Dataset entries on figures
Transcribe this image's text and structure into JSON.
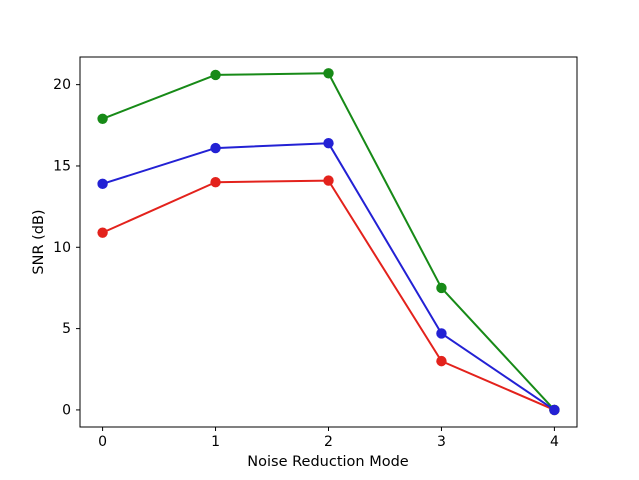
{
  "figure": {
    "background": "#ffffff",
    "axis_color": "#000000",
    "text_color": "#000000"
  },
  "chart_data": {
    "type": "line",
    "title": "",
    "xlabel": "Noise Reduction Mode",
    "ylabel": "SNR (dB)",
    "x": [
      0,
      1,
      2,
      3,
      4
    ],
    "series": [
      {
        "name": "red-line",
        "color": "#e3221c",
        "values": [
          10.9,
          14.0,
          14.1,
          3.0,
          0.0
        ]
      },
      {
        "name": "green-line",
        "color": "#178a17",
        "values": [
          17.9,
          20.6,
          20.7,
          7.5,
          0.0
        ]
      },
      {
        "name": "blue-line",
        "color": "#2321d4",
        "values": [
          13.9,
          16.1,
          16.4,
          4.7,
          0.0
        ]
      }
    ],
    "marker": "circle",
    "xticks": [
      0,
      1,
      2,
      3,
      4
    ],
    "yticks": [
      0,
      5,
      10,
      15,
      20
    ],
    "xlim": [
      -0.2,
      4.2
    ],
    "ylim": [
      -1.05,
      21.7
    ],
    "grid": false,
    "legend": "none"
  }
}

What you are asked to do
Every record gets retyped exactly; no picture goes into the copy.

Complete output
Transcribe this image's text and structure into JSON.
{
  "figure": {
    "background": "#ffffff",
    "axis_color": "#000000",
    "text_color": "#000000"
  },
  "chart_data": {
    "type": "line",
    "title": "",
    "xlabel": "Noise Reduction Mode",
    "ylabel": "SNR (dB)",
    "x": [
      0,
      1,
      2,
      3,
      4
    ],
    "series": [
      {
        "name": "red-line",
        "color": "#e3221c",
        "values": [
          10.9,
          14.0,
          14.1,
          3.0,
          0.0
        ]
      },
      {
        "name": "green-line",
        "color": "#178a17",
        "values": [
          17.9,
          20.6,
          20.7,
          7.5,
          0.0
        ]
      },
      {
        "name": "blue-line",
        "color": "#2321d4",
        "values": [
          13.9,
          16.1,
          16.4,
          4.7,
          0.0
        ]
      }
    ],
    "marker": "circle",
    "xticks": [
      0,
      1,
      2,
      3,
      4
    ],
    "yticks": [
      0,
      5,
      10,
      15,
      20
    ],
    "xlim": [
      -0.2,
      4.2
    ],
    "ylim": [
      -1.05,
      21.7
    ],
    "grid": false,
    "legend": "none"
  }
}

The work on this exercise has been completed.